THE PROBLEM: Reproduce the material below, substituting "textLabel" for every "staticText" and leaving everything else unchanged. Omit the pictures from the output.

RECORDS TO USE:
##############################

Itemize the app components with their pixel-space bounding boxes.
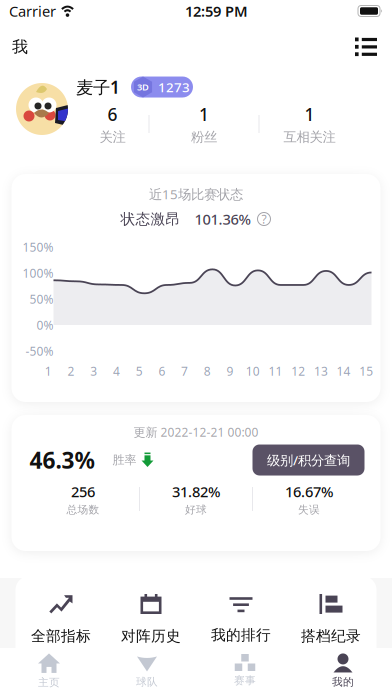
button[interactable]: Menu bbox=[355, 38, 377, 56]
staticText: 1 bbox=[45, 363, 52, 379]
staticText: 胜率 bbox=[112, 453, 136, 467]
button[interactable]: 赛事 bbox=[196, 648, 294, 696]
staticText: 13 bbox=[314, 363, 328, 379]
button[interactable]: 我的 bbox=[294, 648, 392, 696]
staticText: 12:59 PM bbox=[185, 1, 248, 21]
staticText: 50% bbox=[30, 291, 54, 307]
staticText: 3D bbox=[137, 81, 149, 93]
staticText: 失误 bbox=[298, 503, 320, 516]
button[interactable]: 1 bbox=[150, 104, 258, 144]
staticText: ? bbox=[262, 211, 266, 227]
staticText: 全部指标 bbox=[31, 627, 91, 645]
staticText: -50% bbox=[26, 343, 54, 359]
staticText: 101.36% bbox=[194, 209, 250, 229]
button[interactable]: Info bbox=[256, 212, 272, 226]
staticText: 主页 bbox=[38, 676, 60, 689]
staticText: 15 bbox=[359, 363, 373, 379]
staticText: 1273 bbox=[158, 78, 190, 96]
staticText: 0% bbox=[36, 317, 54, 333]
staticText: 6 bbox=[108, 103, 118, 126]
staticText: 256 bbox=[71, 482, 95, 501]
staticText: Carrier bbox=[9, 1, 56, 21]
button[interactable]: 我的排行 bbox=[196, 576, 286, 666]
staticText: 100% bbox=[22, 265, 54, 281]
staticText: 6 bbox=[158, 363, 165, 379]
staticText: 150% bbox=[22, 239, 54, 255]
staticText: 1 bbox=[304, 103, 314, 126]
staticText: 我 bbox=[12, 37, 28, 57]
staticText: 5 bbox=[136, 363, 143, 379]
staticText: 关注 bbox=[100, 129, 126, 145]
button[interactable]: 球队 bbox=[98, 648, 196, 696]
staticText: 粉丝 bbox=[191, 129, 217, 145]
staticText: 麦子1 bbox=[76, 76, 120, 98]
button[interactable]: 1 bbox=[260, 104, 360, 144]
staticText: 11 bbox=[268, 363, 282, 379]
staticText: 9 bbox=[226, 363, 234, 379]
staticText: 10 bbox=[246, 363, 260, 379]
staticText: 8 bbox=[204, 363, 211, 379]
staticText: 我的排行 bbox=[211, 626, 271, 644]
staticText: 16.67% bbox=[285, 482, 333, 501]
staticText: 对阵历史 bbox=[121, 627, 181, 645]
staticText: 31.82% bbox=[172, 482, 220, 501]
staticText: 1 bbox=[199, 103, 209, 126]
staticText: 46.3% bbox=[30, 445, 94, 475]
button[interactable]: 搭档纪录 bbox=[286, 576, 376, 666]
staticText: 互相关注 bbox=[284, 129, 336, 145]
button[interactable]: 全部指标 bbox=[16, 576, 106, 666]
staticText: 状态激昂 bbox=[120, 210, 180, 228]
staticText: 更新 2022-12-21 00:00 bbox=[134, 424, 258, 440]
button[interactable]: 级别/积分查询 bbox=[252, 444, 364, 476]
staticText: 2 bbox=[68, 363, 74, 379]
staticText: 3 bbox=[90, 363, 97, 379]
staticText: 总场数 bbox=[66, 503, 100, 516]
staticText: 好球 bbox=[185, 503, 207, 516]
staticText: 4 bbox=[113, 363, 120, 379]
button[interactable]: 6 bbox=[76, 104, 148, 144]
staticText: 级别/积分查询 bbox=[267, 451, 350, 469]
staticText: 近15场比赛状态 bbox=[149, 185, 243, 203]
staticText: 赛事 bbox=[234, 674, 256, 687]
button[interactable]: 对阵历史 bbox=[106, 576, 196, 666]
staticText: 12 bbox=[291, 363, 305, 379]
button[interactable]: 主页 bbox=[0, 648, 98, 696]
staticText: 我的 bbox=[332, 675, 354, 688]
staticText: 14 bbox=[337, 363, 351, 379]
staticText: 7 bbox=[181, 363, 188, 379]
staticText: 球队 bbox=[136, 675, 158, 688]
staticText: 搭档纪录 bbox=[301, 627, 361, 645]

##############################

THE SOLUTION:
Itemize the app components with their pixel-space bounding boxes.
button[interactable]: Menu bbox=[355, 38, 377, 56]
textLabel: 1 bbox=[45, 363, 52, 379]
textLabel: 胜率 bbox=[112, 453, 136, 467]
button[interactable]: 赛事 bbox=[196, 648, 294, 696]
textLabel: 13 bbox=[314, 363, 328, 379]
button[interactable]: 我的 bbox=[294, 648, 392, 696]
textLabel: 12:59 PM bbox=[185, 1, 248, 21]
textLabel: 50% bbox=[30, 291, 54, 307]
textLabel: 3D bbox=[137, 81, 149, 93]
textLabel: 失误 bbox=[298, 503, 320, 516]
button[interactable]: 1 bbox=[150, 104, 258, 144]
textLabel: ? bbox=[262, 211, 266, 227]
textLabel: 全部指标 bbox=[31, 627, 91, 645]
textLabel: -50% bbox=[26, 343, 54, 359]
textLabel: 101.36% bbox=[194, 209, 250, 229]
button[interactable]: Info bbox=[256, 212, 272, 226]
textLabel: 主页 bbox=[38, 676, 60, 689]
textLabel: 15 bbox=[359, 363, 373, 379]
textLabel: 1273 bbox=[158, 78, 190, 96]
textLabel: 0% bbox=[36, 317, 54, 333]
textLabel: 6 bbox=[108, 103, 118, 126]
textLabel: 256 bbox=[71, 482, 95, 501]
textLabel: Carrier bbox=[9, 1, 56, 21]
button[interactable]: 我的排行 bbox=[196, 576, 286, 666]
textLabel: 100% bbox=[22, 265, 54, 281]
textLabel: 6 bbox=[158, 363, 165, 379]
textLabel: 150% bbox=[22, 239, 54, 255]
textLabel: 1 bbox=[304, 103, 314, 126]
textLabel: 我 bbox=[12, 37, 28, 57]
textLabel: 5 bbox=[136, 363, 143, 379]
textLabel: 关注 bbox=[100, 129, 126, 145]
button[interactable]: 球队 bbox=[98, 648, 196, 696]
textLabel: 粉丝 bbox=[191, 129, 217, 145]
textLabel: 麦子1 bbox=[76, 76, 120, 98]
button[interactable]: 1 bbox=[260, 104, 360, 144]
textLabel: 11 bbox=[268, 363, 282, 379]
textLabel: 9 bbox=[226, 363, 234, 379]
textLabel: 10 bbox=[246, 363, 260, 379]
textLabel: 8 bbox=[204, 363, 211, 379]
textLabel: 我的排行 bbox=[211, 626, 271, 644]
textLabel: 16.67% bbox=[285, 482, 333, 501]
textLabel: 对阵历史 bbox=[121, 627, 181, 645]
textLabel: 31.82% bbox=[172, 482, 220, 501]
textLabel: 1 bbox=[199, 103, 209, 126]
textLabel: 46.3% bbox=[30, 445, 94, 475]
button[interactable]: 搭档纪录 bbox=[286, 576, 376, 666]
textLabel: 互相关注 bbox=[284, 129, 336, 145]
button[interactable]: 全部指标 bbox=[16, 576, 106, 666]
textLabel: 状态激昂 bbox=[120, 210, 180, 228]
textLabel: 更新 2022-12-21 00:00 bbox=[134, 424, 258, 440]
button[interactable]: 级别/积分查询 bbox=[252, 444, 364, 476]
textLabel: 2 bbox=[68, 363, 74, 379]
textLabel: 3 bbox=[90, 363, 97, 379]
textLabel: 总场数 bbox=[66, 503, 100, 516]
textLabel: 好球 bbox=[185, 503, 207, 516]
textLabel: 4 bbox=[113, 363, 120, 379]
button[interactable]: 6 bbox=[76, 104, 148, 144]
textLabel: 级别/积分查询 bbox=[267, 451, 350, 469]
textLabel: 近15场比赛状态 bbox=[149, 185, 243, 203]
textLabel: 赛事 bbox=[234, 674, 256, 687]
button[interactable]: 对阵历史 bbox=[106, 576, 196, 666]
textLabel: 12 bbox=[291, 363, 305, 379]
button[interactable]: 主页 bbox=[0, 648, 98, 696]
textLabel: 我的 bbox=[332, 675, 354, 688]
textLabel: 14 bbox=[337, 363, 351, 379]
textLabel: 7 bbox=[181, 363, 188, 379]
textLabel: 球队 bbox=[136, 675, 158, 688]
textLabel: 搭档纪录 bbox=[301, 627, 361, 645]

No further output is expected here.